▸ **Exercise requirements**
What follows is a block of records; reproduce all of it verbatim.

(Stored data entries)
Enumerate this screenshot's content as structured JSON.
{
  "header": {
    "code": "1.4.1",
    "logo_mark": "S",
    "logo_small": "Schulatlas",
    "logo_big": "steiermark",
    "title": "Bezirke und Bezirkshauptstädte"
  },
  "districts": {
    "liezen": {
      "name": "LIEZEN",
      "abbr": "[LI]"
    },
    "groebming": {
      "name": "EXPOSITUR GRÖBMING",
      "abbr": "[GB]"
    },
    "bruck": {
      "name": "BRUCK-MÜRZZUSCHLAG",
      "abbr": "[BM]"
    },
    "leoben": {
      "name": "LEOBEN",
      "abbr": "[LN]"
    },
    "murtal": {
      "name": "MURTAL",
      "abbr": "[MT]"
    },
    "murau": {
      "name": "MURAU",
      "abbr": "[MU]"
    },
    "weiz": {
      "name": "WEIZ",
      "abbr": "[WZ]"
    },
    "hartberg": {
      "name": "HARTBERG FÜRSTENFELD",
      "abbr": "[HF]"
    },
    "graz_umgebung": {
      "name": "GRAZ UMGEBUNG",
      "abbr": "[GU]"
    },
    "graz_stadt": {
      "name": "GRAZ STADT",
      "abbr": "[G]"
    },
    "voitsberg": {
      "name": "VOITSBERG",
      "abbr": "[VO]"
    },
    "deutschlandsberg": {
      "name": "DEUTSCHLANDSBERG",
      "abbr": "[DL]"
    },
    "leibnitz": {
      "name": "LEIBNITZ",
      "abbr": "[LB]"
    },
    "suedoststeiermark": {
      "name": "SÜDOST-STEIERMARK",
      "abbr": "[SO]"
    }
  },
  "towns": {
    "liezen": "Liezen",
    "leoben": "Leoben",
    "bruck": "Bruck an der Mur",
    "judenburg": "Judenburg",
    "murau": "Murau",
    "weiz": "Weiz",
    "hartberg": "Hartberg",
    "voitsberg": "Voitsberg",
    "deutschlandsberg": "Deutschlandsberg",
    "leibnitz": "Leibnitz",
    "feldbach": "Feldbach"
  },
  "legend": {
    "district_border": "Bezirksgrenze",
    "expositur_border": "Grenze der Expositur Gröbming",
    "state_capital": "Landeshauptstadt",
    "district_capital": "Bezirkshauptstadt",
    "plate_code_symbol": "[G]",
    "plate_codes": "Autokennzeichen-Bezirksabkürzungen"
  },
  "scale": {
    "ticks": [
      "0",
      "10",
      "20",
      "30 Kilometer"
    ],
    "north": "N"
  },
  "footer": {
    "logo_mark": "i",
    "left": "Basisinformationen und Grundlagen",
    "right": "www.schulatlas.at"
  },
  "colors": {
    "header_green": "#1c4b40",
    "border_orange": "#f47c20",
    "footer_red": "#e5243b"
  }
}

▸ **Written answer**
Enumerate this screenshot's content as structured JSON.
{
  "header": {
    "code": "1.4.1",
    "logo_mark": "S",
    "logo_small": "Schulatlas",
    "logo_big": "steiermark",
    "title": "Bezirke und Bezirkshauptstädte"
  },
  "districts": {
    "liezen": {
      "name": "LIEZEN",
      "abbr": "[LI]"
    },
    "groebming": {
      "name": "EXPOSITUR GRÖBMING",
      "abbr": "[GB]"
    },
    "bruck": {
      "name": "BRUCK-MÜRZZUSCHLAG",
      "abbr": "[BM]"
    },
    "leoben": {
      "name": "LEOBEN",
      "abbr": "[LN]"
    },
    "murtal": {
      "name": "MURTAL",
      "abbr": "[MT]"
    },
    "murau": {
      "name": "MURAU",
      "abbr": "[MU]"
    },
    "weiz": {
      "name": "WEIZ",
      "abbr": "[WZ]"
    },
    "hartberg": {
      "name": "HARTBERG FÜRSTENFELD",
      "abbr": "[HF]"
    },
    "graz_umgebung": {
      "name": "GRAZ UMGEBUNG",
      "abbr": "[GU]"
    },
    "graz_stadt": {
      "name": "GRAZ STADT",
      "abbr": "[G]"
    },
    "voitsberg": {
      "name": "VOITSBERG",
      "abbr": "[VO]"
    },
    "deutschlandsberg": {
      "name": "DEUTSCHLANDSBERG",
      "abbr": "[DL]"
    },
    "leibnitz": {
      "name": "LEIBNITZ",
      "abbr": "[LB]"
    },
    "suedoststeiermark": {
      "name": "SÜDOST-STEIERMARK",
      "abbr": "[SO]"
    }
  },
  "towns": {
    "liezen": "Liezen",
    "leoben": "Leoben",
    "bruck": "Bruck an der Mur",
    "judenburg": "Judenburg",
    "murau": "Murau",
    "weiz": "Weiz",
    "hartberg": "Hartberg",
    "voitsberg": "Voitsberg",
    "deutschlandsberg": "Deutschlandsberg",
    "leibnitz": "Leibnitz",
    "feldbach": "Feldbach"
  },
  "legend": {
    "district_border": "Bezirksgrenze",
    "expositur_border": "Grenze der Expositur Gröbming",
    "state_capital": "Landeshauptstadt",
    "district_capital": "Bezirkshauptstadt",
    "plate_code_symbol": "[G]",
    "plate_codes": "Autokennzeichen-Bezirksabkürzungen"
  },
  "scale": {
    "ticks": [
      "0",
      "10",
      "20",
      "30 Kilometer"
    ],
    "north": "N"
  },
  "footer": {
    "logo_mark": "i",
    "left": "Basisinformationen und Grundlagen",
    "right": "www.schulatlas.at"
  },
  "colors": {
    "header_green": "#1c4b40",
    "border_orange": "#f47c20",
    "footer_red": "#e5243b"
  }
}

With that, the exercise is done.